▶ [Problem requirements]:
For every line in the data below that contains "ylabel", copy the line.
# START OF Data supplied
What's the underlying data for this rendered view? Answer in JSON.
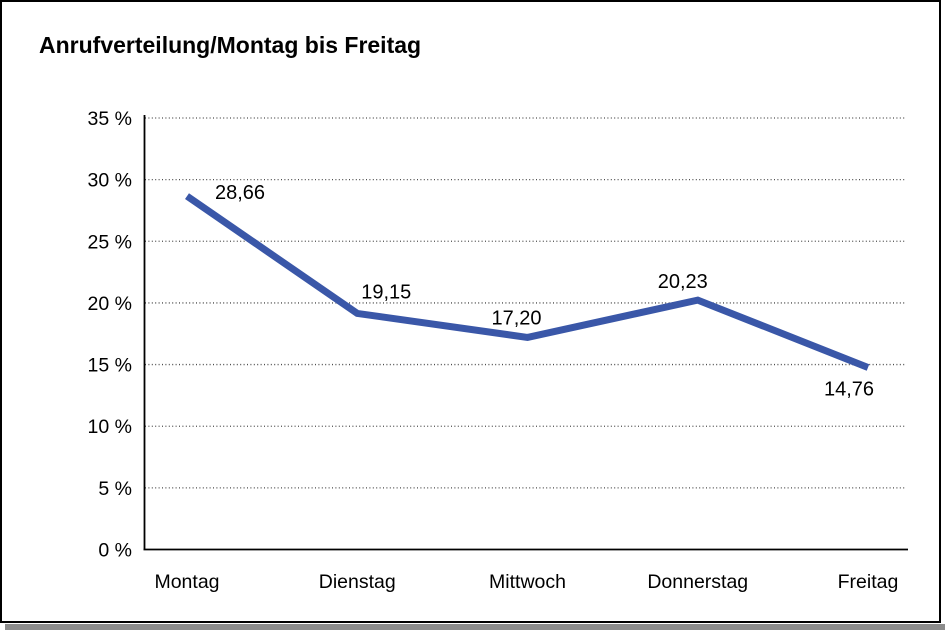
{
  "chart_data": {
    "type": "line",
    "title": "Anrufverteilung/Montag bis Freitag",
    "categories": [
      "Montag",
      "Dienstag",
      "Mittwoch",
      "Donnerstag",
      "Freitag"
    ],
    "series": [
      {
        "name": "Anrufverteilung",
        "values": [
          28.66,
          19.15,
          17.2,
          20.23,
          14.76
        ],
        "value_labels": [
          "28,66",
          "19,15",
          "17,20",
          "20,23",
          "14,76"
        ]
      }
    ],
    "xlabel": "",
    "ylabel": "",
    "ylim": [
      0,
      35
    ],
    "ytick_step": 5,
    "ytick_labels": [
      "0 %",
      "5 %",
      "10 %",
      "15 %",
      "20 %",
      "25 %",
      "30 %",
      "35 %"
    ],
    "grid": "horizontal-dotted",
    "legend": "none",
    "colors": {
      "line": "#3a57a8",
      "text": "#000000",
      "grid": "#4d4d4d",
      "axis": "#000000",
      "background": "#ffffff",
      "frame_border": "#000000",
      "frame_shadow": "#8c8c8c"
    }
  }
}
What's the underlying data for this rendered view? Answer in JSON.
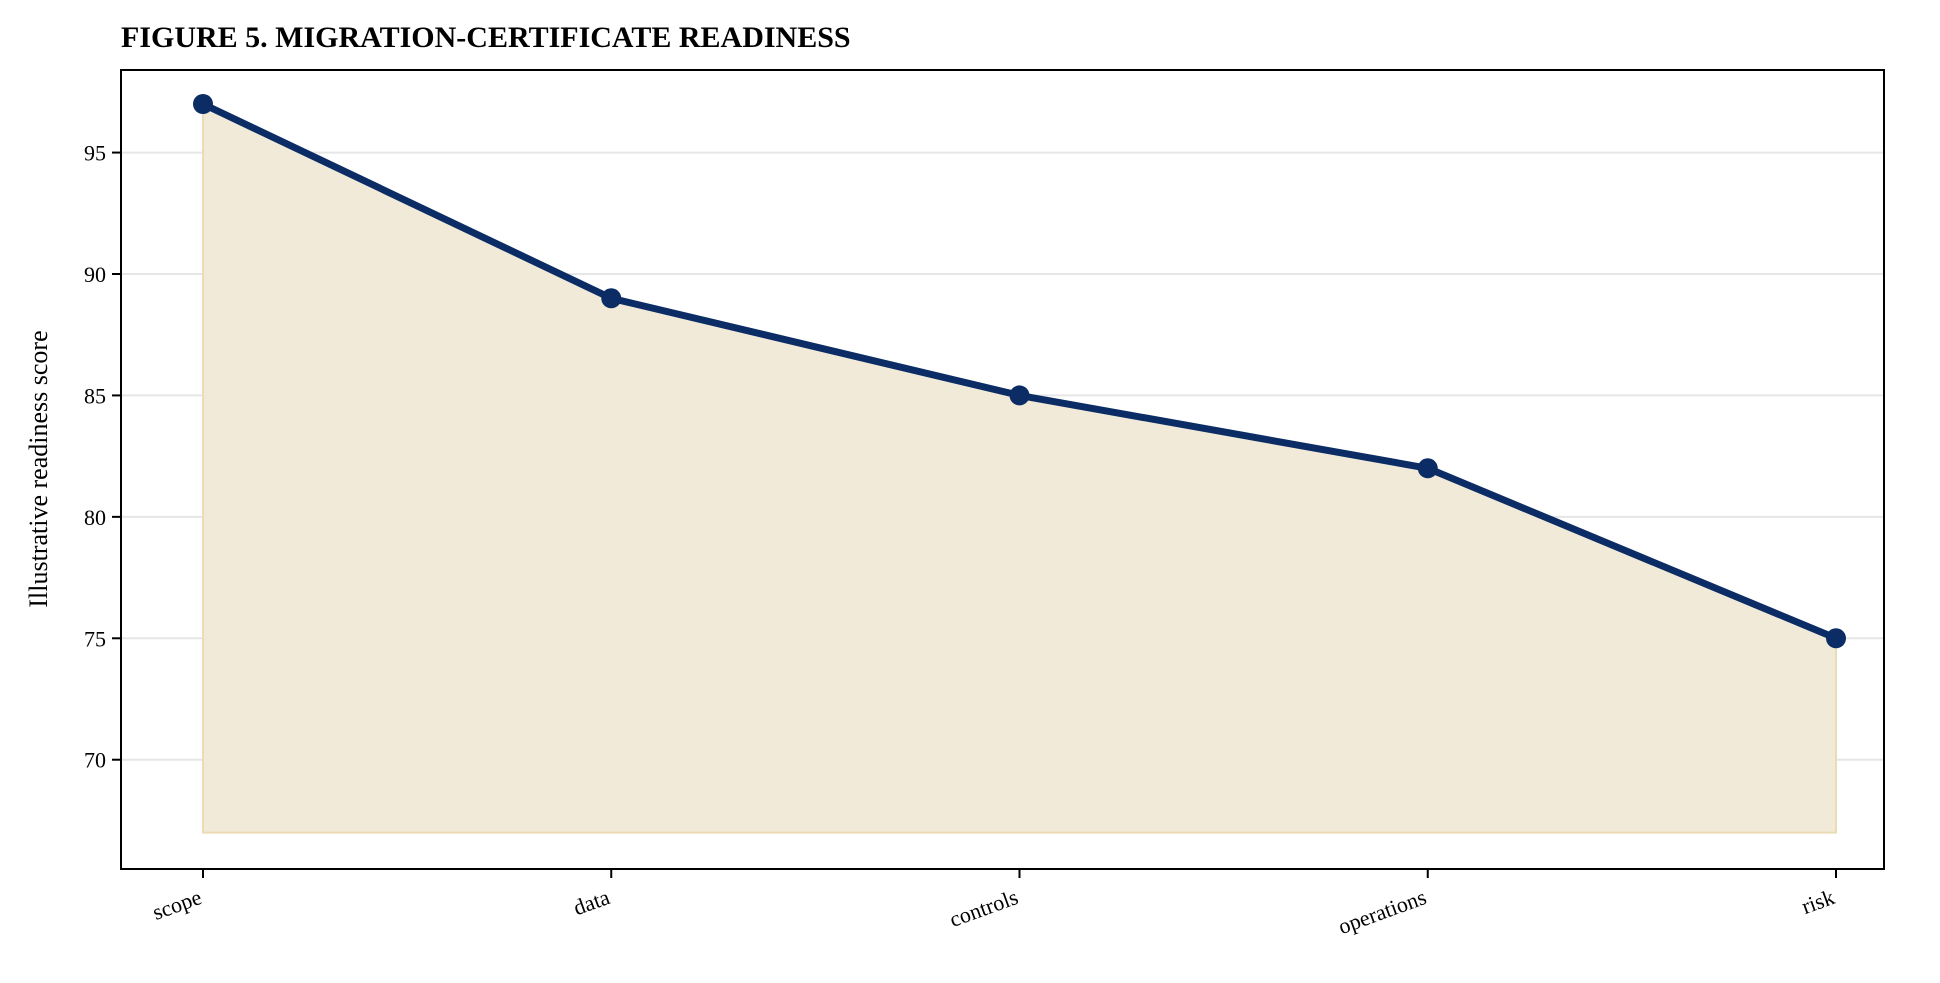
{
  "chart_data": {
    "type": "area",
    "title": "FIGURE 5. MIGRATION-CERTIFICATE READINESS",
    "xlabel": "",
    "ylabel": "Illustrative readiness score",
    "categories": [
      "scope",
      "data",
      "controls",
      "operations",
      "risk"
    ],
    "series": [
      {
        "values": [
          97,
          89,
          85,
          82,
          75
        ]
      }
    ],
    "area_baseline": 67,
    "ylim": [
      65.5,
      98.4
    ],
    "yticks": [
      70,
      75,
      80,
      85,
      90,
      95
    ],
    "grid": "y",
    "legend": "none",
    "colors": {
      "line": "#0b2c64",
      "fill": "#f2ead9",
      "fill_edge": "#ecdcb4",
      "grid": "#e6e6e6"
    }
  }
}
# END OF Data supplied
▶ [Exercise output]:
    "ylabel": "",
    "ylabel": "Illustrative readiness score",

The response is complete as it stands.